_Daftar Tugas_
**A.** Tentukan apakah tiap pernyataan berikut sesuai dengan tulisan tentang PNPM Mandiri Perdesaan, lalu jawab ya atau tidak beserta kutipan persis dari tulisan yang menjadi penentunya.
(i) Anggaran yang semula disiapkan untuk PNPM MPd dialihkan menjadi Dana Desa.
(ii) Program IDT diluncurkan pada tahun 1996.
(iii) PPK pertama kali diuji coba di 16 provinsi.
**B.** Jawab pertanyaan berikut berdasarkan tulisan tentang PNPM Mandiri Perdesaan:
(i) Apa yang tidak lagi dianggarkan dalam Rancangan APBN 2015?
(ii) Untuk apa program P3DT dikhususkan?
(iii) Program apa yang diluncurkan pemerintah untuk diujicoba di beberapa kota?
**C.** Lanjutkan tulisan tentang PNPM Mandiri Perdesaan mulai dari kalimat setelah bagian terakhirnya.

_Kutipan Halaman_
---+---

Jumat, 12 September 2014

PNPM Mandiri Perdesaan dan Pelaksanaan UU No. 6 Tahun 2014 Tentang Desa

Oleh: Wahyuddin Kessa*

Ketika saya melakukan perjalan ke desa, banyak pelaku PNPM Mandiri Perdesaan  bertanya; “apakah program ini akan terus berlanjut setelah tahun 2014 ?”. Saya tidak serta merta menjawab pertanyaan mereka, apakah program ini berlanjut atau tidak, karena sampai hari ini, saya pun belum ada informasi resmi dari pemerintah pusat mengenai keberlanjutan program tersebut. Informasi yang dapat dipastikan bahwa Rancangan Anggaran dan Pendapatan Belanja Negara (APBN) 2015, tidak lagi menganggarkan bantuan langsung tunai (BLM) untuk program PNPM Mandiri Perdesaan TA 2015. Anggaran yang awalnya disiapkan untuk PNPM MPd sebesar 9,1 triliyun dialihkan menjadi Dana Desa. Jika BLM menjadi dasar dari pelaksanaan PNPM Mandiri Perdesaan, maka bisa dipastikan secara programatik program ini berakhir di Desember 2014.
Mengapa begitu besar harapan masyarakat perdesaan terhadap keberlanjutan PNPM Mandiri Perdesaan ? Apakah program ini memang sangat membantu meningkatkan kesejahteraan masyarakat desa ? atau, hanya sekeder pengalihan kegiatan untuk melupakan beban hidup di perdesaan yang semakin berat. Untuk itu kita perlu melihat sejarah dan perkembangannya sampai saat ini.
Sejarah PNPM Mandiri Perdesaan
Berawal dari menurunnya kinerja ekonomi Indonesia dan meningkatnya angka kemiskinan pada pertengahan 1990, Pemerintah Orde Baru mulai menyadari untuk merubah pendekatan pembangunannya. Trilogi pembangunan yang mengutamakan pertumbuhan ternyata gagal membuat masyarakat perdesaan menjadi sejahtera. Bukan hanya itu, bangunan ekonimi Indoensia juga melahirkan kesenjangan yang sangat besar diberbagai bidang.
Berangkat dari permasalahan tersebut, Pemerintah Orde Baru mulai menggagas pembangunan yang berorintasi perdesaan dengan meluncurkan program Impres Desa Tertinggal (IDT) pada tahun 1994. Progra IDT bertujuan meningkatkan kinerja ekonomi perdesaan dengan memberikan bantuan modal usaha kepada kelompok-kelompok masyarakat (POKMAS) dengan model pengelolaan dana bergulir. Program IDT masih dianggap belum cukup, maka pada tahun 1996, pemerintah kembali meluncurkan program P3DT yang dikhususkan untuk memperbaiki infrastruktur perdesaan dan membuka isolasi yang menjadi penghambat bekembangnya usaha-usaha masyarakat diperdesaan. Belajar dari kelemahan dan kekuatan  IDT dan P3DT, kemudian Pemerintah merancang Program Pengembangan Kecamatan (PPK) yang menggabungkan dua kegiatan tersebut kedalam satu program besar. PPK mulai diuji coba pada tahun 1997 di empat provinsi, kemudian diimplementasikan secara terbatas di 16 provinsi pada tahun 1998. Dan satu tahun kemudian, pemerintah kemabli meluncurkan PPK Perkotaan (P2KP) untuk diujicoba dibeberapa kota, yang diharapkan menjadi sulusi bagi kemiskinan di perkotaan.

---+---

_Baris Data_
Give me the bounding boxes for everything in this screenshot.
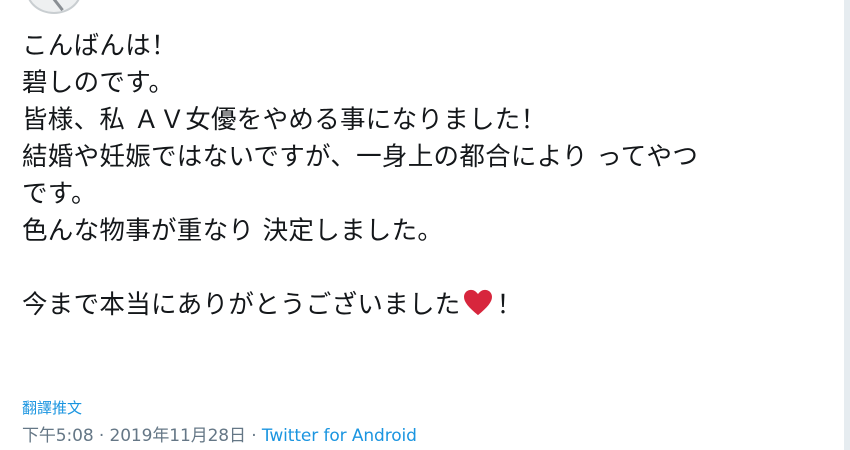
meta-separator: · bbox=[245, 426, 262, 446]
tweet-metadata: 下午5:08 · 2019年11月28日 · Twitter for Andro… bbox=[22, 421, 417, 446]
tweet-text: こんばんは！ 碧しのです。 皆様、私 ＡＶ女優をやめる事になりました！ 結婚や妊… bbox=[22, 28, 822, 324]
tweet-date[interactable]: 2019年11月28日 bbox=[110, 426, 247, 446]
tweet-thanks-text: 今まで本当にありがとうございました bbox=[22, 290, 461, 320]
scroll-edge bbox=[844, 0, 850, 450]
meta-separator: · bbox=[93, 426, 110, 446]
tweet-source-link[interactable]: Twitter for Android bbox=[262, 426, 417, 446]
translate-tweet-link[interactable]: 翻譯推文 bbox=[22, 397, 82, 418]
tweet-thanks-exclamation: ！ bbox=[496, 290, 523, 320]
tweet-line-decision: 色んな物事が重なり 決定しました。 bbox=[22, 216, 444, 246]
tweet-line-reason-end: です。 bbox=[22, 179, 97, 209]
tweet-line-reason: 結婚や妊娠ではないですが、一身上の都合により ってやつ bbox=[22, 142, 699, 172]
tweet-time[interactable]: 下午5:08 bbox=[22, 426, 94, 446]
tweet-line-name: 碧しのです。 bbox=[22, 68, 175, 98]
tweet-line-thanks: 今まで本当にありがとうございました ！ bbox=[22, 287, 822, 324]
avatar[interactable] bbox=[26, 0, 82, 14]
tweet-line-announcement: 皆様、私 ＡＶ女優をやめる事になりました！ bbox=[22, 105, 547, 135]
red-heart-icon bbox=[463, 289, 492, 316]
tweet-line-greeting: こんばんは！ bbox=[22, 31, 177, 61]
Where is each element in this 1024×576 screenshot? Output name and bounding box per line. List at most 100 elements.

---+---

_Jawaban Tugas_
**A.**
(i) Ya: "Anggaran yang awalnya disiapkan untuk PNPM MPd sebesar 9,1 triliyun dialihkan menjadi Dana Desa."
(ii) Tidak: "meluncurkan program Impres Desa Tertinggal (IDT) pada tahun 1994"
(iii) Tidak: "PPK mulai diuji coba pada tahun 1997 di empat provinsi"

**B.**
(i) Bantuan langsung tunai (BLM) untuk program PNPM Mandiri Perdesaan TA 2015.
(ii) Untuk memperbaiki infrastruktur perdesaan dan membuka isolasi yang menjadi penghambat berkembangnya usaha-usaha masyarakat di perdesaan.
(iii) PPK Perkotaan (P2KP).

**C.**
Setelah berjalan kurang lebih tujuh tahun, PPK bermutasi menjadi PNPM-PPK pada tahun 2005-2006 dengan melakukan  beberapa perbaikan pada mekanisme dan struktur programnya. Karena dianggap berhasil membangun wilayah perdesaan,  maka pada tahun 2007 Presiden RI Susilo Babang Yudoyono meluncurkan program ini dengan nama PNPM Mandiri di Kota Palu, Sulawesi Tengah. Setelah peluncuran tersebut, maka PNPM Mandiri Perdesaan telah menjadi program pemberdayaan masyarakat terbesar dan telah menjangkau hampir seluruh wilayah perdesaan Indonesia.
Apa sebenarnya yang menjadi tujuan dari PNPM Mandiri Perdesaan ?. Sebagaimana disebutkan di dalam petunjuk teknis operasional (PTO) PNPM Mandiri Perdesaan tahun 2014, bahwa “Tujuan Umum PNPM Mandiri Perdesaan adalah meningkatnya kesejahteraan dan kesempatan kerja masyarakat miskin di perdesaan dengan mendorong kemandirian dalam pengambilan keputusan dan pengelolaan pembangunan”. Dan secara khusus bertujuan; 1) Meningkatkan partisipasi seluruh masyarakat, khususnya masyarakat miskin dan atau kelompok perempuan, dalam pengambilan keputusan perencanaan, pelaksanaan, pemantauan dan pelestarian pembangunan, 2) Melembagakan pengelolaan pembangunan partisipatif dengan mendayagunakan sumber daya lokal, 3) Mengembangkan kapasitas pemerintahan desa dalam memfasilitasi pengelolaan pembangunan partisipatif, 4) Menyediakan prasarana sarana sosial dasar dan ekonomi yang diprioritaskan oleh masyarakat, 5) Melembagakan pengelolaan dana bergulir, 6) Mendorong terbentuk dan berkembangnya kerjasama antar desa, 7) Mengembangkan kerja sama antar pemangku kepentingan dalam upaya penanggulangan kemiskinan perdesaan.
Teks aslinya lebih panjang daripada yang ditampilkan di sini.